(Collected data)
* BEGIN *
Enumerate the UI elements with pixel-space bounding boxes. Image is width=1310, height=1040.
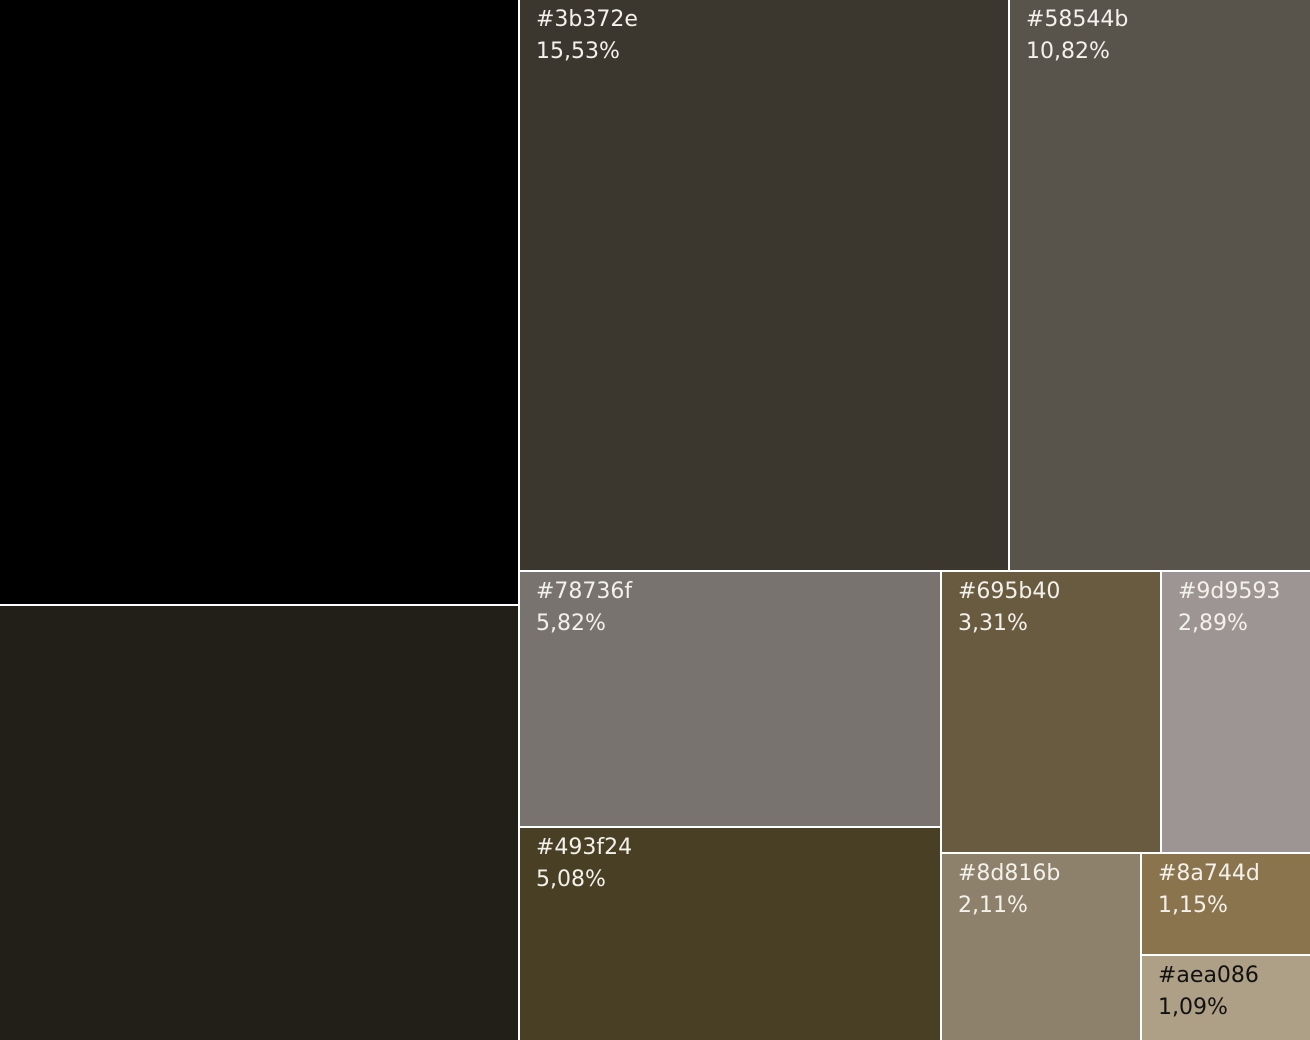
tile-label: #695b40 3,31% bbox=[958, 576, 1060, 640]
treemap-tile bbox=[0, 606, 518, 1040]
tile-label: #78736f 5,82% bbox=[536, 576, 632, 640]
treemap-tile bbox=[0, 0, 518, 604]
tile-color-code: #9d9593 bbox=[1178, 579, 1281, 604]
treemap-tile: #aea086 1,09% bbox=[1142, 956, 1310, 1040]
tile-label: #aea086 1,09% bbox=[1158, 960, 1259, 1024]
tile-color-code: #58544b bbox=[1026, 7, 1129, 32]
tile-percent: 2,11% bbox=[958, 893, 1028, 918]
tile-percent: 1,09% bbox=[1158, 995, 1228, 1020]
tile-percent: 2,89% bbox=[1178, 611, 1248, 636]
tile-color-code: #493f24 bbox=[536, 835, 633, 860]
tile-label: #9d9593 2,89% bbox=[1178, 576, 1280, 640]
tile-percent: 1,15% bbox=[1158, 893, 1228, 918]
tile-percent: 3,31% bbox=[958, 611, 1028, 636]
treemap-tile: #8d816b 2,11% bbox=[942, 854, 1140, 1040]
tile-label: #8d816b 2,11% bbox=[958, 858, 1060, 922]
tile-color-code: #8a744d bbox=[1158, 861, 1260, 886]
tile-color-code: #aea086 bbox=[1158, 963, 1259, 988]
tile-percent: 15,53% bbox=[536, 39, 620, 64]
treemap-tile: #8a744d 1,15% bbox=[1142, 854, 1310, 954]
tile-label: #58544b 10,82% bbox=[1026, 4, 1128, 68]
tile-color-code: #78736f bbox=[536, 579, 633, 604]
treemap-tile: #695b40 3,31% bbox=[942, 572, 1160, 852]
tile-percent: 5,82% bbox=[536, 611, 606, 636]
tile-label: #8a744d 1,15% bbox=[1158, 858, 1260, 922]
tile-color-code: #3b372e bbox=[536, 7, 638, 32]
tile-percent: 5,08% bbox=[536, 867, 606, 892]
treemap-tile: #493f24 5,08% bbox=[520, 828, 940, 1040]
treemap-tile: #9d9593 2,89% bbox=[1162, 572, 1310, 852]
treemap-tile: #58544b 10,82% bbox=[1010, 0, 1310, 570]
tile-percent: 10,82% bbox=[1026, 39, 1110, 64]
tile-label: #493f24 5,08% bbox=[536, 832, 632, 896]
treemap-tile: #78736f 5,82% bbox=[520, 572, 940, 826]
tile-color-code: #8d816b bbox=[958, 861, 1061, 886]
treemap-tile: #3b372e 15,53% bbox=[520, 0, 1008, 570]
tile-color-code: #695b40 bbox=[958, 579, 1061, 604]
tile-label: #3b372e 15,53% bbox=[536, 4, 638, 68]
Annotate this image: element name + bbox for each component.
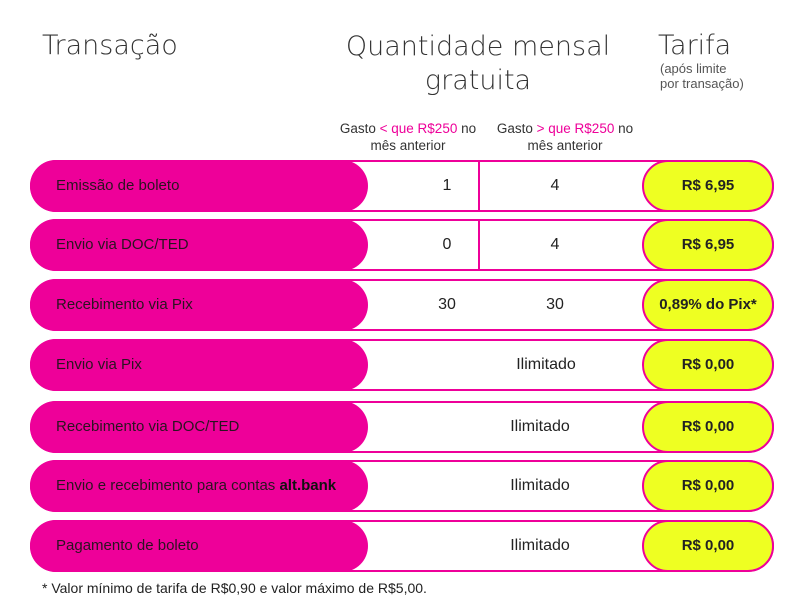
row-label: Emissão de boleto xyxy=(56,177,180,194)
row-fee-badge: R$ 0,00 xyxy=(642,460,774,512)
row-fee-badge: R$ 0,00 xyxy=(642,339,774,391)
row-qty-high: 4 xyxy=(550,177,560,194)
row-label-pill: Recebimento via Pix xyxy=(30,279,368,331)
subheader-highlight: < que R$250 xyxy=(379,121,458,136)
header-tarifa: Tarifa xyxy=(658,30,732,61)
subheader-line2: mês anterior xyxy=(527,138,603,153)
row-qty-high: 4 xyxy=(550,236,560,253)
header-quantidade-line2: gratuita xyxy=(424,65,532,96)
row-label-pill: Emissão de boleto xyxy=(30,160,368,212)
header-quantidade-line1: Quantidade mensal xyxy=(345,31,611,62)
table-row-recebimento-pix: Recebimento via Pix 30 30 0,89% do Pix* xyxy=(30,279,774,331)
row-label-pill: Pagamento de boleto xyxy=(30,520,368,572)
header-tarifa-note-line1: (após limite xyxy=(660,61,727,76)
table-row-contas-altbank: Envio e recebimento para contas alt.bank… xyxy=(30,460,774,512)
table-row-recebimento-doc-ted: Recebimento via DOC/TED Ilimitado R$ 0,0… xyxy=(30,401,774,453)
row-qty-unlimited: Ilimitado xyxy=(510,477,570,494)
header-transacao: Transação xyxy=(42,30,178,61)
row-fee-badge: R$ 0,00 xyxy=(642,401,774,453)
row-qty-low: 30 xyxy=(438,296,456,313)
table-row-envio-pix: Envio via Pix Ilimitado R$ 0,00 xyxy=(30,339,774,391)
row-qty-low: 0 xyxy=(442,236,452,253)
subheader-prefix: Gasto xyxy=(496,121,533,136)
row-fee-badge: R$ 6,95 xyxy=(642,160,774,212)
row-label-pill: Envio e recebimento para contas alt.bank xyxy=(30,460,368,512)
row-label-pill: Recebimento via DOC/TED xyxy=(30,401,368,453)
column-divider xyxy=(478,219,480,271)
row-label: Envio via DOC/TED xyxy=(56,236,189,253)
header-tarifa-note: (após limite por transação) xyxy=(660,61,744,91)
row-qty-low: 1 xyxy=(442,177,452,194)
row-label: Pagamento de boleto xyxy=(56,537,199,554)
row-label: Envio e recebimento para contas alt.bank xyxy=(56,460,336,512)
header-tarifa-note-line2: por transação) xyxy=(660,76,744,91)
row-qty-unlimited: Ilimitado xyxy=(510,537,570,554)
row-label: Envio via Pix xyxy=(56,356,142,373)
footnote: * Valor mínimo de tarifa de R$0,90 e val… xyxy=(42,580,427,596)
row-qty-unlimited: Ilimitado xyxy=(516,356,576,373)
brand-name: alt.bank xyxy=(279,477,337,494)
subheader-suffix: no xyxy=(461,121,477,136)
header-quantidade: Quantidade mensal gratuita xyxy=(338,30,618,98)
subheader-highlight: > que R$250 xyxy=(536,121,615,136)
row-label-pill: Envio via DOC/TED xyxy=(30,219,368,271)
column-divider xyxy=(478,160,480,212)
row-label-text: Envio e recebimento para contas xyxy=(56,477,276,494)
row-qty-high: 30 xyxy=(546,296,564,313)
table-row-envio-doc-ted: Envio via DOC/TED 0 4 R$ 6,95 xyxy=(30,219,774,271)
subheader-spend-less: Gasto < que R$250 no mês anterior xyxy=(333,120,483,154)
table-row-emissao-boleto: Emissão de boleto 1 4 R$ 6,95 xyxy=(30,160,774,212)
row-qty-unlimited: Ilimitado xyxy=(510,418,570,435)
subheader-suffix: no xyxy=(618,121,634,136)
row-label: Recebimento via DOC/TED xyxy=(56,418,240,435)
subheader-prefix: Gasto xyxy=(339,121,376,136)
row-fee-badge: 0,89% do Pix* xyxy=(642,279,774,331)
row-label: Recebimento via Pix xyxy=(56,296,193,313)
row-fee-badge: R$ 0,00 xyxy=(642,520,774,572)
row-fee-badge: R$ 6,95 xyxy=(642,219,774,271)
subheader-line2: mês anterior xyxy=(370,138,446,153)
row-label-pill: Envio via Pix xyxy=(30,339,368,391)
table-row-pagamento-boleto: Pagamento de boleto Ilimitado R$ 0,00 xyxy=(30,520,774,572)
subheader-spend-more: Gasto > que R$250 no mês anterior xyxy=(490,120,640,154)
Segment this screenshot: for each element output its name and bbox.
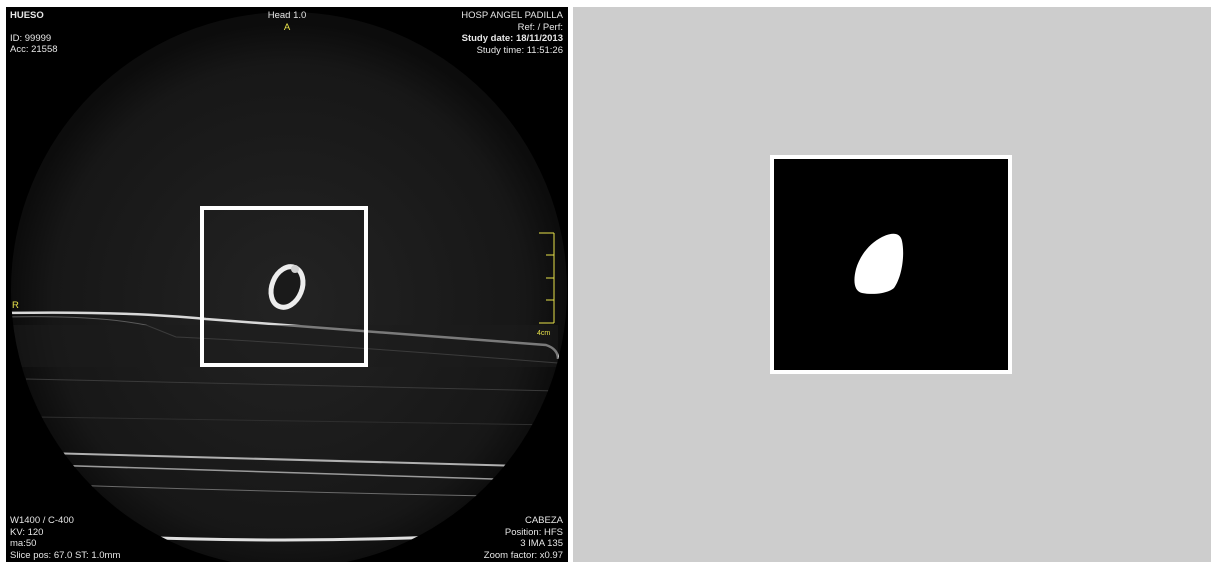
ct-image-viewer[interactable]: HUESO ID: 99999 Acc: 21558 Head 1.0 A HO… — [6, 7, 568, 562]
window-level-label: W1400 / C-400 — [10, 515, 74, 526]
patient-id-label: ID: 99999 — [10, 32, 52, 44]
top-right-info: HOSP ANGEL PADILLA Ref: / Perf: Study da… — [461, 10, 563, 56]
top-center-info: Head 1.0 A — [6, 10, 568, 33]
image-number-label: 3 IMA 135 — [520, 538, 563, 549]
kv-label: KV: 120 — [10, 526, 44, 538]
scale-ruler — [539, 232, 555, 324]
body-part-label: CABEZA — [524, 515, 563, 526]
study-time-label: Study time: 11:51:26 — [476, 44, 563, 56]
institution-label: HOSP ANGEL PADILLA — [461, 10, 563, 21]
top-left-info: HUESO ID: 99999 Acc: 21558 — [10, 10, 58, 56]
bone-cross-section — [268, 264, 306, 310]
patient-position-label: Position: HFS — [504, 526, 563, 538]
series-label: Head 1.0 — [267, 10, 307, 21]
ma-label: ma:50 — [10, 538, 37, 549]
roi-selection-box[interactable] — [200, 206, 368, 367]
bottom-right-info: CABEZA Position: HFS 3 IMA 135 Zoom fact… — [484, 515, 563, 561]
bone-mask-region — [854, 233, 904, 294]
mask-preview-box — [770, 155, 1012, 374]
study-date-label: Study date: 18/11/2013 — [461, 33, 563, 44]
orientation-top-label: A — [283, 21, 291, 33]
orientation-left-label: R — [12, 300, 19, 311]
bottom-left-info: W1400 / C-400 KV: 120 ma:50 Slice pos: 6… — [10, 515, 120, 561]
scale-label: 4cm — [537, 330, 551, 337]
zoom-factor-label: Zoom factor: x0.97 — [483, 549, 563, 561]
ct-scan-image — [11, 12, 567, 562]
segmentation-mask-panel — [573, 7, 1211, 562]
window-preset-label: HUESO — [10, 10, 44, 21]
slice-position-label: Slice pos: 67.0 ST: 1.0mm — [10, 549, 121, 561]
segmentation-mask-image — [854, 233, 904, 294]
accession-label: Acc: 21558 — [10, 44, 58, 55]
ref-perf-label: Ref: / Perf: — [517, 21, 563, 33]
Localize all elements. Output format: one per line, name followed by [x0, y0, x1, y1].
* END *
== What is required ==
Can you copy the lines of the records character for character, starting at the line that contains "ct-image-viewer[interactable]: HUESO ID: 99999" and ending at the line that contains "scale-label: 4cm — [537, 330, 551, 337]", with both of those lines included?

== Exercise output ==
ct-image-viewer[interactable]: HUESO ID: 99999 Acc: 21558 Head 1.0 A HO… — [6, 7, 568, 562]
window-level-label: W1400 / C-400 — [10, 515, 74, 526]
patient-id-label: ID: 99999 — [10, 32, 52, 44]
top-right-info: HOSP ANGEL PADILLA Ref: / Perf: Study da… — [461, 10, 563, 56]
top-center-info: Head 1.0 A — [6, 10, 568, 33]
image-number-label: 3 IMA 135 — [520, 538, 563, 549]
kv-label: KV: 120 — [10, 526, 44, 538]
scale-ruler — [539, 232, 555, 324]
body-part-label: CABEZA — [524, 515, 563, 526]
study-time-label: Study time: 11:51:26 — [476, 44, 563, 56]
institution-label: HOSP ANGEL PADILLA — [461, 10, 563, 21]
top-left-info: HUESO ID: 99999 Acc: 21558 — [10, 10, 58, 56]
bone-cross-section — [268, 264, 306, 310]
patient-position-label: Position: HFS — [504, 526, 563, 538]
series-label: Head 1.0 — [267, 10, 307, 21]
ma-label: ma:50 — [10, 538, 37, 549]
roi-selection-box[interactable] — [200, 206, 368, 367]
bottom-right-info: CABEZA Position: HFS 3 IMA 135 Zoom fact… — [484, 515, 563, 561]
bone-mask-region — [854, 233, 904, 294]
mask-preview-box — [770, 155, 1012, 374]
study-date-label: Study date: 18/11/2013 — [461, 33, 563, 44]
orientation-top-label: A — [283, 21, 291, 33]
orientation-left-label: R — [12, 300, 19, 311]
bottom-left-info: W1400 / C-400 KV: 120 ma:50 Slice pos: 6… — [10, 515, 120, 561]
scale-label: 4cm — [537, 330, 551, 337]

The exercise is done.